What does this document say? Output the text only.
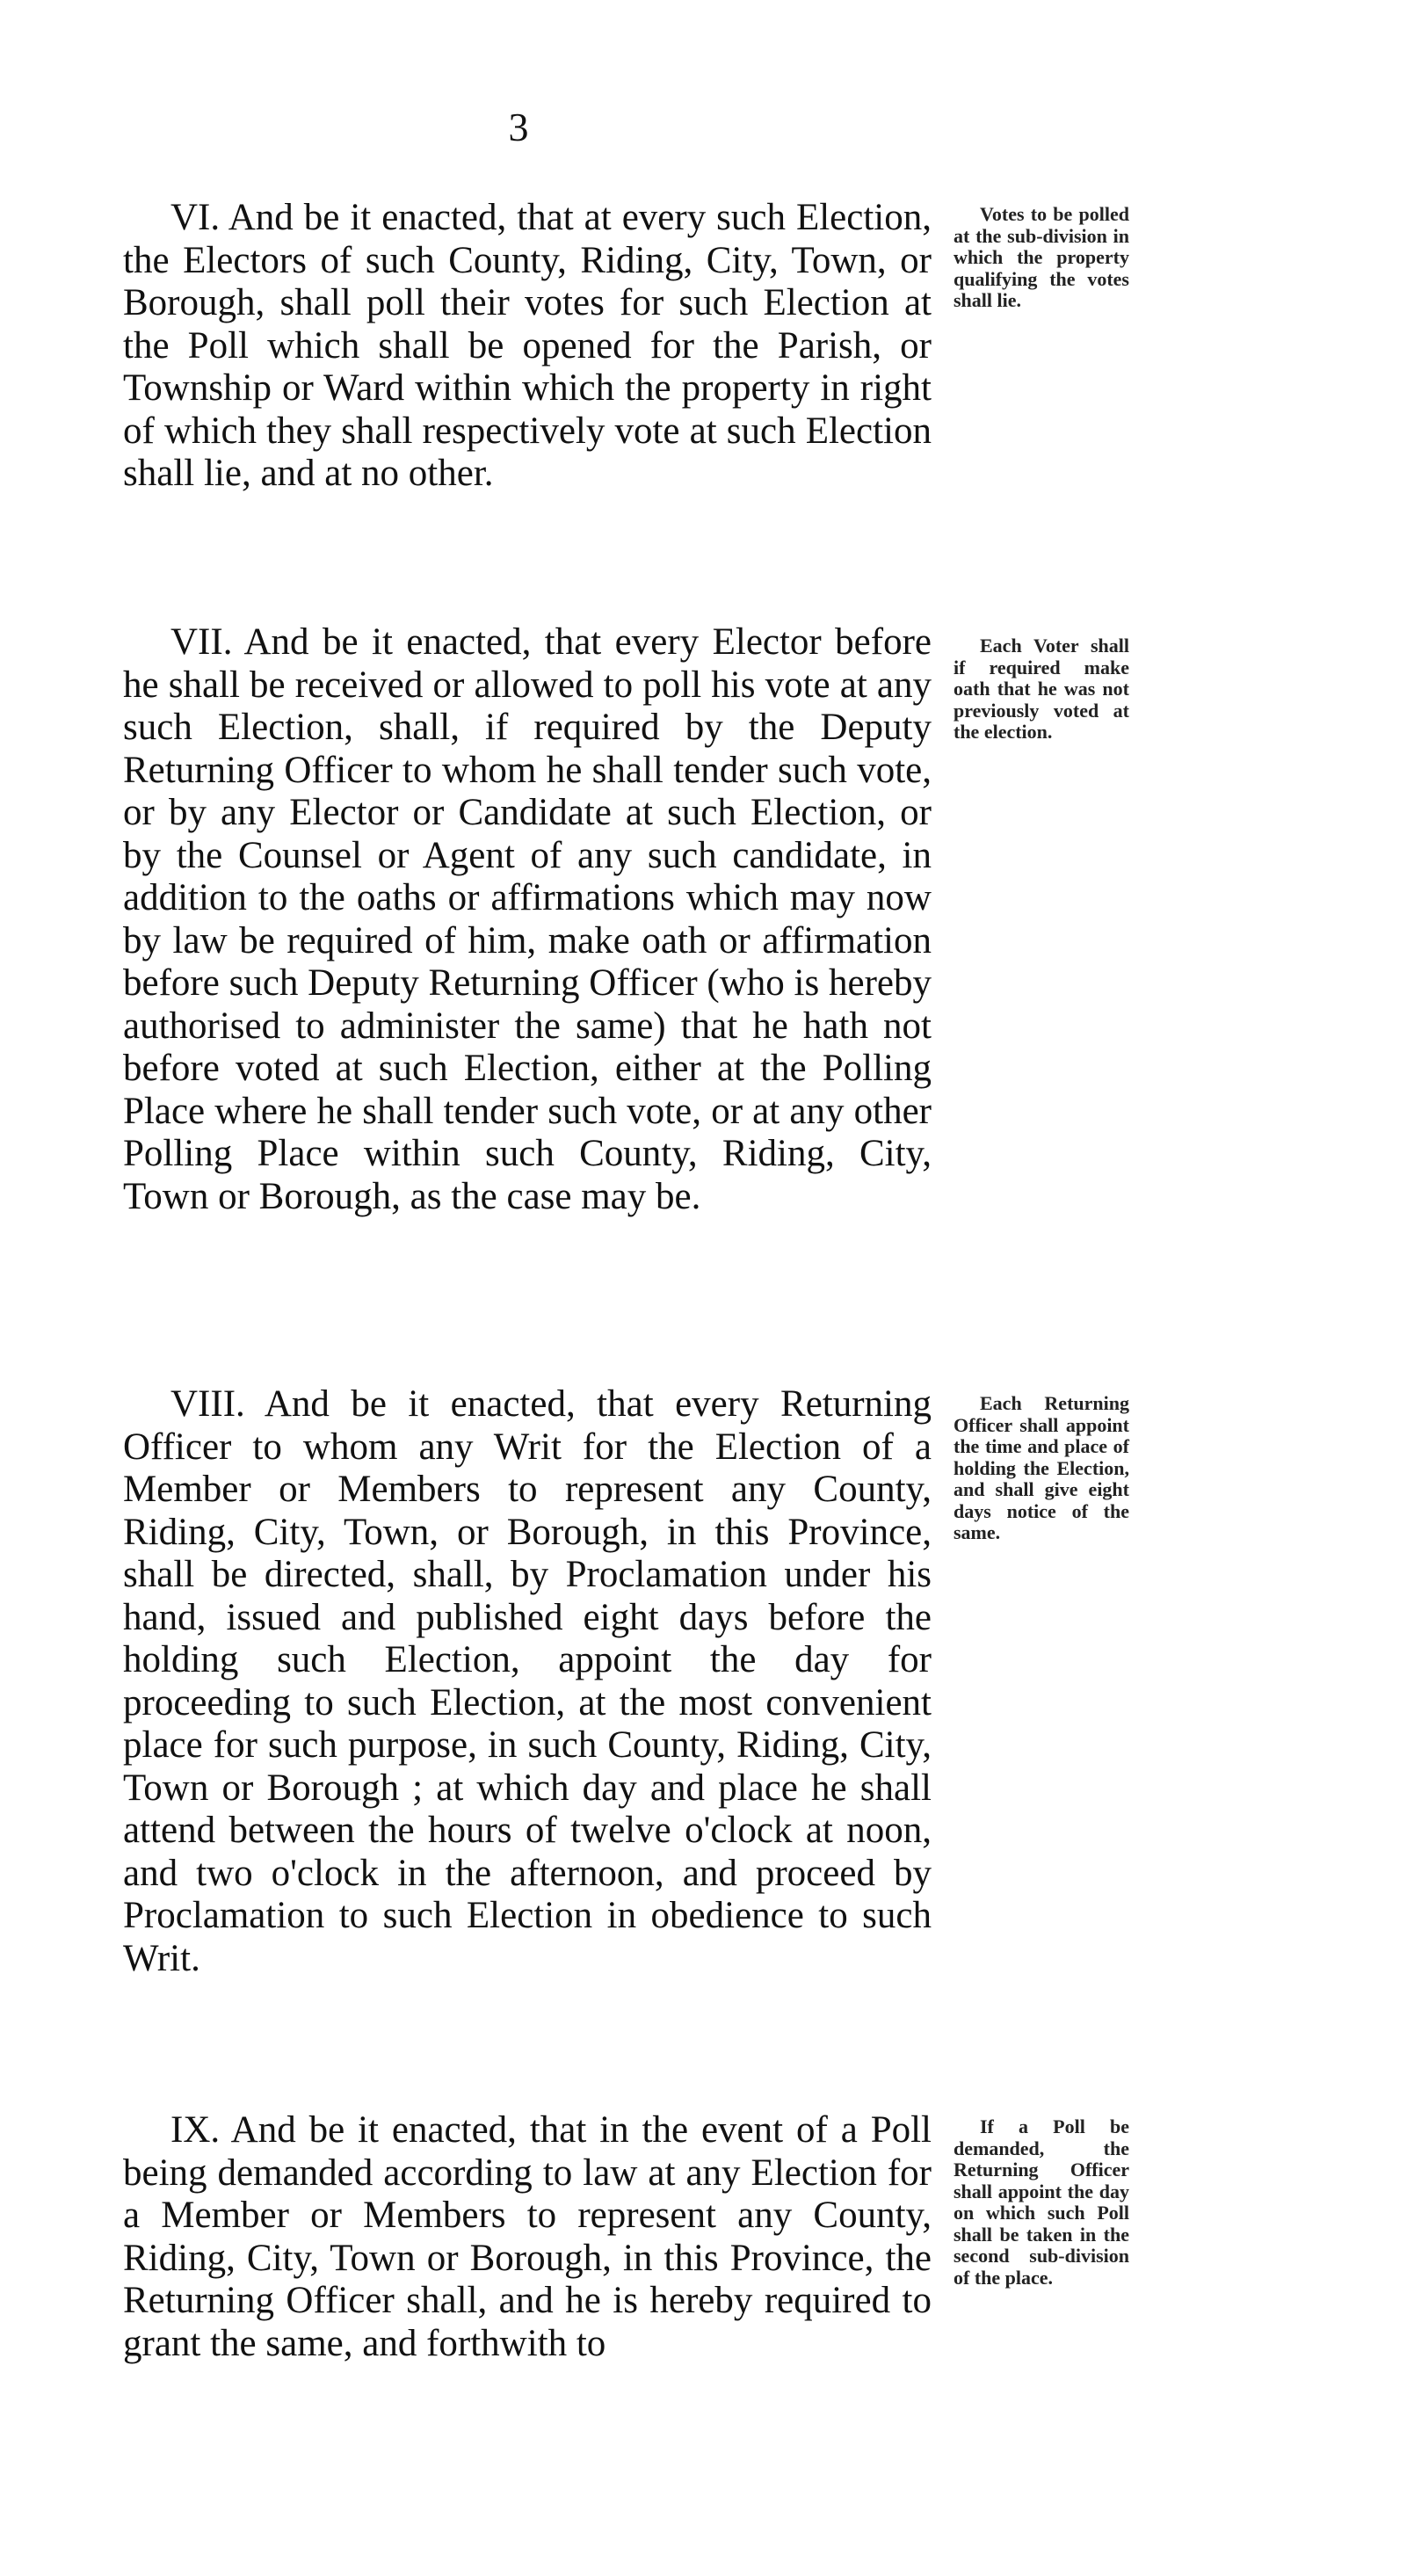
3
VI. And be it enacted, that at every such Election, the Electors of such County, Riding, City, Town, or Borough, shall poll their votes for such Election at the Poll which shall be opened for the Parish, or Township or Ward within which the property in right of which they shall respectively vote at such Election shall lie, and at no other.
Votes to be polled at the sub-division in which the property qualifying the votes shall lie.
VII. And be it enacted, that every Elector before he shall be received or allowed to poll his vote at any such Election, shall, if required by the Deputy Returning Officer to whom he shall tender such vote, or by any Elector or Candidate at such Election, or by the Counsel or Agent of any such candidate, in addition to the oaths or affirmations which may now by law be required of him, make oath or affirmation before such Deputy Returning Officer (who is hereby authorised to administer the same) that he hath not before voted at such Election, either at the Polling Place where he shall tender such vote, or at any other Polling Place within such County, Riding, City, Town or Borough, as the case may be.
Each Voter shall if required make oath that he was not previously voted at the election.
VIII. And be it enacted, that every Returning Officer to whom any Writ for the Election of a Member or Members to represent any County, Riding, City, Town, or Borough, in this Province, shall be directed, shall, by Proclamation under his hand, issued and published eight days before the holding such Election, appoint the day for proceeding to such Election, at the most convenient place for such purpose, in such County, Riding, City, Town or Borough ; at which day and place he shall attend between the hours of twelve o'clock at noon, and two o'clock in the afternoon, and proceed by Proclamation to such Election in obedience to such Writ.
Each Returning Officer shall appoint the time and place of holding the Election, and shall give eight days notice of the same.
IX. And be it enacted, that in the event of a Poll being demanded according to law at any Election for a Member or Members to represent any County, Riding, City, Town or Borough, in this Province, the Returning Officer shall, and he is hereby required to grant the same, and forthwith to
If a Poll be demanded, the Returning Officer shall appoint the day on which such Poll shall be taken in the second sub-division of the place.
···
PROBLEM TO WORK ON ::
Copy the material exactly. Do not include the pictures.

SOLUTION TO THE PROBLEM ::
What does this document say? Output the text only.
3
VI. And be it enacted, that at every such Election, the Electors of such County, Riding, City, Town, or Borough, shall poll their votes for such Election at the Poll which shall be opened for the Parish, or Township or Ward within which the property in right of which they shall respectively vote at such Election shall lie, and at no other.
Votes to be polled at the sub-division in which the property qualifying the votes shall lie.
VII. And be it enacted, that every Elector before he shall be received or allowed to poll his vote at any such Election, shall, if required by the Deputy Returning Officer to whom he shall tender such vote, or by any Elector or Candidate at such Election, or by the Counsel or Agent of any such candidate, in addition to the oaths or affirmations which may now by law be required of him, make oath or affirmation before such Deputy Returning Officer (who is hereby authorised to administer the same) that he hath not before voted at such Election, either at the Polling Place where he shall tender such vote, or at any other Polling Place within such County, Riding, City, Town or Borough, as the case may be.
Each Voter shall if required make oath that he was not previously voted at the election.
VIII. And be it enacted, that every Returning Officer to whom any Writ for the Election of a Member or Members to represent any County, Riding, City, Town, or Borough, in this Province, shall be directed, shall, by Proclamation under his hand, issued and published eight days before the holding such Election, appoint the day for proceeding to such Election, at the most convenient place for such purpose, in such County, Riding, City, Town or Borough ; at which day and place he shall attend between the hours of twelve o'clock at noon, and two o'clock in the afternoon, and proceed by Proclamation to such Election in obedience to such Writ.
Each Returning Officer shall appoint the time and place of holding the Election, and shall give eight days notice of the same.
IX. And be it enacted, that in the event of a Poll being demanded according to law at any Election for a Member or Members to represent any County, Riding, City, Town or Borough, in this Province, the Returning Officer shall, and he is hereby required to grant the same, and forthwith to
If a Poll be demanded, the Returning Officer shall appoint the day on which such Poll shall be taken in the second sub-division of the place.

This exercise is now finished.